• [What is needed] Gather the lines below that include the string "Isopropyl", copying each in full.

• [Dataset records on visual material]
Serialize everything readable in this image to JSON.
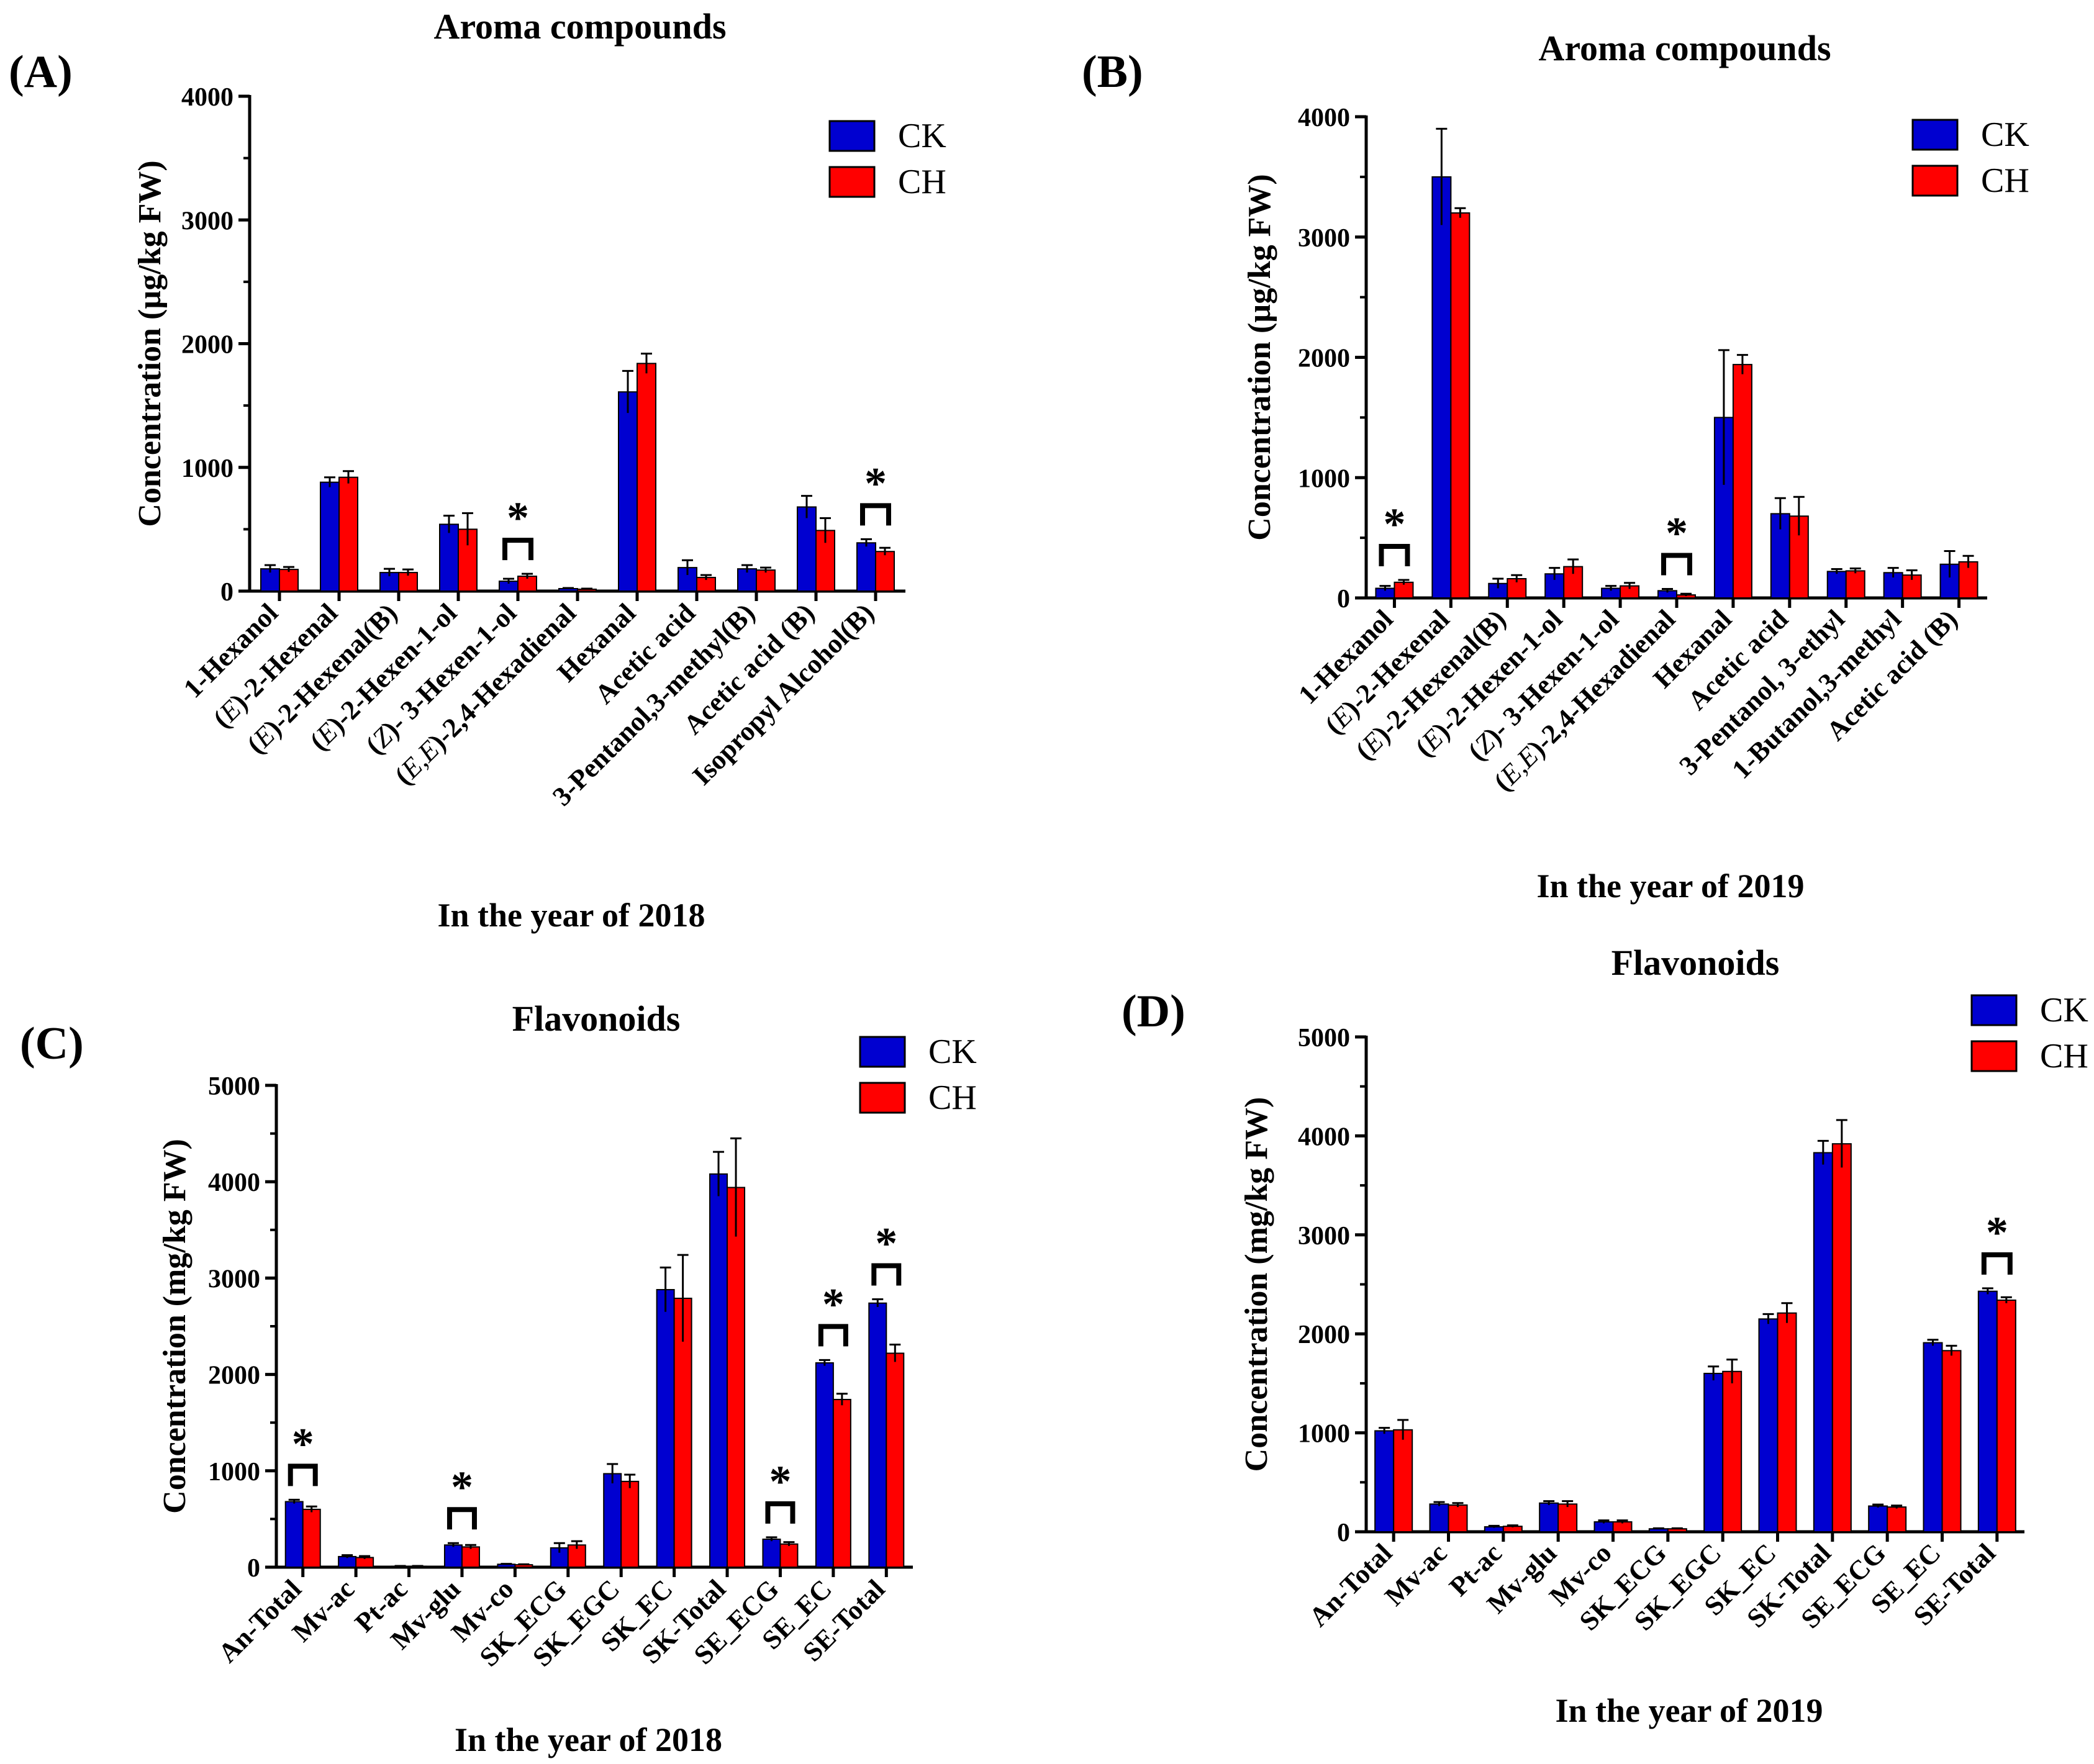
{
  "colors": {
    "ck": "#0000d0",
    "ch": "#ff0000",
    "axis": "#000000"
  },
  "chart_data": [
    {
      "type": "bar",
      "panel": "(A)",
      "title": "Aroma compounds",
      "xlabel": "In the year of 2018",
      "ylabel": "Concentration (µg/kg FW)",
      "ylim": [
        0,
        4000
      ],
      "yticks": [
        "0",
        "1000",
        "2000",
        "3000",
        "4000"
      ],
      "legend": [
        "CK",
        "CH"
      ],
      "legend_position": "top-right",
      "categories": [
        "1-Hexanol",
        "(E)-2-Hexenal",
        "(E)-2-Hexenal(B)",
        "(E)-2-Hexen-1-ol",
        "(Z)- 3-Hexen-1-ol",
        "(E,E)-2,4-Hexadienal",
        "Hexanal",
        "Acetic acid",
        "3-Pentanol,3-methyl(B)",
        "Acetic acid (B)",
        "Isopropyl Alcohol(B)"
      ],
      "series": [
        {
          "name": "CK",
          "values": [
            180,
            880,
            150,
            540,
            80,
            20,
            1610,
            190,
            180,
            680,
            390
          ],
          "errors": [
            30,
            40,
            30,
            70,
            20,
            5,
            170,
            60,
            30,
            90,
            30
          ]
        },
        {
          "name": "CH",
          "values": [
            175,
            920,
            150,
            500,
            120,
            15,
            1840,
            110,
            170,
            490,
            320
          ],
          "errors": [
            20,
            50,
            25,
            130,
            20,
            5,
            80,
            20,
            20,
            100,
            30
          ]
        }
      ],
      "significance": [
        {
          "category": "(Z)- 3-Hexen-1-ol",
          "label": "*"
        },
        {
          "category": "Isopropyl Alcohol(B)",
          "label": "*"
        }
      ]
    },
    {
      "type": "bar",
      "panel": "(B)",
      "title": "Aroma compounds",
      "xlabel": "In the year of 2019",
      "ylabel": "Concentration (µg/kg FW)",
      "ylim": [
        0,
        4000
      ],
      "yticks": [
        "0",
        "1000",
        "2000",
        "3000",
        "4000"
      ],
      "legend": [
        "CK",
        "CH"
      ],
      "legend_position": "top-right",
      "categories": [
        "1-Hexanol",
        "(E)-2-Hexenal",
        "(E)-2-Hexenal(B)",
        "(E)-2-Hexen-1-ol",
        "(Z)- 3-Hexen-1-ol",
        "(E,E)-2,4-Hexadienal",
        "Hexanal",
        "Acetic acid",
        "3-Pentanol, 3-ethyl",
        "1-Butanol,3-methyl",
        "Acetic acid (B)"
      ],
      "series": [
        {
          "name": "CK",
          "values": [
            80,
            3500,
            120,
            200,
            80,
            60,
            1500,
            700,
            220,
            210,
            280
          ],
          "errors": [
            20,
            400,
            40,
            50,
            20,
            15,
            560,
            130,
            20,
            40,
            110
          ]
        },
        {
          "name": "CH",
          "values": [
            130,
            3200,
            160,
            260,
            100,
            25,
            1940,
            680,
            225,
            190,
            300
          ],
          "errors": [
            20,
            40,
            30,
            60,
            25,
            10,
            80,
            160,
            20,
            40,
            50
          ]
        }
      ],
      "significance": [
        {
          "category": "1-Hexanol",
          "label": "*"
        },
        {
          "category": "(E,E)-2,4-Hexadienal",
          "label": "*"
        }
      ]
    },
    {
      "type": "bar",
      "panel": "(C)",
      "title": "Flavonoids",
      "xlabel": "In the year of 2018",
      "ylabel": "Concentration (mg/kg FW)",
      "ylim": [
        0,
        5000
      ],
      "yticks": [
        "0",
        "1000",
        "2000",
        "3000",
        "4000",
        "5000"
      ],
      "legend": [
        "CK",
        "CH"
      ],
      "legend_position": "top-right",
      "categories": [
        "An-Total",
        "Mv-ac",
        "Pt-ac",
        "Mv-glu",
        "Mv-co",
        "SK_ECG",
        "SK_EGC",
        "SK_EC",
        "SK-Total",
        "SE_ECG",
        "SE_EC",
        "SE-Total"
      ],
      "series": [
        {
          "name": "CK",
          "values": [
            680,
            110,
            10,
            230,
            30,
            200,
            970,
            2880,
            4080,
            290,
            2120,
            2740
          ],
          "errors": [
            20,
            15,
            3,
            20,
            5,
            50,
            100,
            230,
            230,
            20,
            30,
            40
          ]
        },
        {
          "name": "CH",
          "values": [
            600,
            100,
            10,
            210,
            25,
            230,
            890,
            2790,
            3940,
            240,
            1740,
            2220
          ],
          "errors": [
            30,
            15,
            3,
            20,
            5,
            40,
            70,
            450,
            510,
            20,
            60,
            90
          ]
        }
      ],
      "significance": [
        {
          "category": "An-Total",
          "label": "*"
        },
        {
          "category": "Mv-glu",
          "label": "*"
        },
        {
          "category": "SE_ECG",
          "label": "*"
        },
        {
          "category": "SE_EC",
          "label": "*"
        },
        {
          "category": "SE-Total",
          "label": "*"
        }
      ]
    },
    {
      "type": "bar",
      "panel": "(D)",
      "title": "Flavonoids",
      "xlabel": "In the year of 2019",
      "ylabel": "Concentration (mg/kg FW)",
      "ylim": [
        0,
        5000
      ],
      "yticks": [
        "0",
        "1000",
        "2000",
        "3000",
        "4000",
        "5000"
      ],
      "legend": [
        "CK",
        "CH"
      ],
      "legend_position": "top-right",
      "categories": [
        "An-Total",
        "Mv-ac",
        "Pt-ac",
        "Mv-glu",
        "Mv-co",
        "SK_ECG",
        "SK_EGC",
        "SK_EC",
        "SK-Total",
        "SE_ECG",
        "SE_EC",
        "SE-Total"
      ],
      "series": [
        {
          "name": "CK",
          "values": [
            1020,
            280,
            50,
            290,
            100,
            30,
            1600,
            2150,
            3830,
            260,
            1910,
            2430
          ],
          "errors": [
            30,
            20,
            10,
            20,
            15,
            5,
            70,
            50,
            120,
            15,
            30,
            30
          ]
        },
        {
          "name": "CH",
          "values": [
            1030,
            270,
            55,
            280,
            100,
            30,
            1620,
            2210,
            3920,
            250,
            1830,
            2340
          ],
          "errors": [
            100,
            20,
            10,
            30,
            15,
            5,
            120,
            100,
            240,
            15,
            50,
            30
          ]
        }
      ],
      "significance": [
        {
          "category": "SE-Total",
          "label": "*"
        }
      ]
    }
  ]
}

• [Finished answer]
        "Isopropyl Alcohol(B)"
          "category": "Isopropyl Alcohol(B)",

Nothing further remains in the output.